## Task:
Output the records. Match them exactly.

## Records:
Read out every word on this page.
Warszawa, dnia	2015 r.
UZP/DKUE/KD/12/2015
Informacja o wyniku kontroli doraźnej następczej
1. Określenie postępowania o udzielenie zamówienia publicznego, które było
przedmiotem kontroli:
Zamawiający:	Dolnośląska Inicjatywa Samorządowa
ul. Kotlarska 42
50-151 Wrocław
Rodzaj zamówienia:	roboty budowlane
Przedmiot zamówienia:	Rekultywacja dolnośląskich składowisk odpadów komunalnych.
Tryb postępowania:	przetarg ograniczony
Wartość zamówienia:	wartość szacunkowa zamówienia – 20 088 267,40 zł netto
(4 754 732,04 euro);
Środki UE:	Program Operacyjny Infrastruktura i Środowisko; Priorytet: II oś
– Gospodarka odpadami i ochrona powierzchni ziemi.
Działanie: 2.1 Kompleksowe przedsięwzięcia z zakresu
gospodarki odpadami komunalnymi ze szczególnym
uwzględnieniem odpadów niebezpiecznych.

## Output:
Read out every word on this page.
Warszawa, dnia	2015 r.
UZP/DKUE/KD/12/2015
Informacja o wyniku kontroli doraźnej następczej
1. Określenie postępowania o udzielenie zamówienia publicznego, które było
przedmiotem kontroli:
Zamawiający:	Dolnośląska Inicjatywa Samorządowa
ul. Kotlarska 42
50-151 Wrocław
Rodzaj zamówienia:	roboty budowlane
Przedmiot zamówienia:	Rekultywacja dolnośląskich składowisk odpadów komunalnych.
Tryb postępowania:	przetarg ograniczony
Wartość zamówienia:	wartość szacunkowa zamówienia – 20 088 267,40 zł netto
(4 754 732,04 euro);
Środki UE:	Program Operacyjny Infrastruktura i Środowisko; Priorytet: II oś
– Gospodarka odpadami i ochrona powierzchni ziemi.
Działanie: 2.1 Kompleksowe przedsięwzięcia z zakresu
gospodarki odpadami komunalnymi ze szczególnym
uwzględnieniem odpadów niebezpiecznych.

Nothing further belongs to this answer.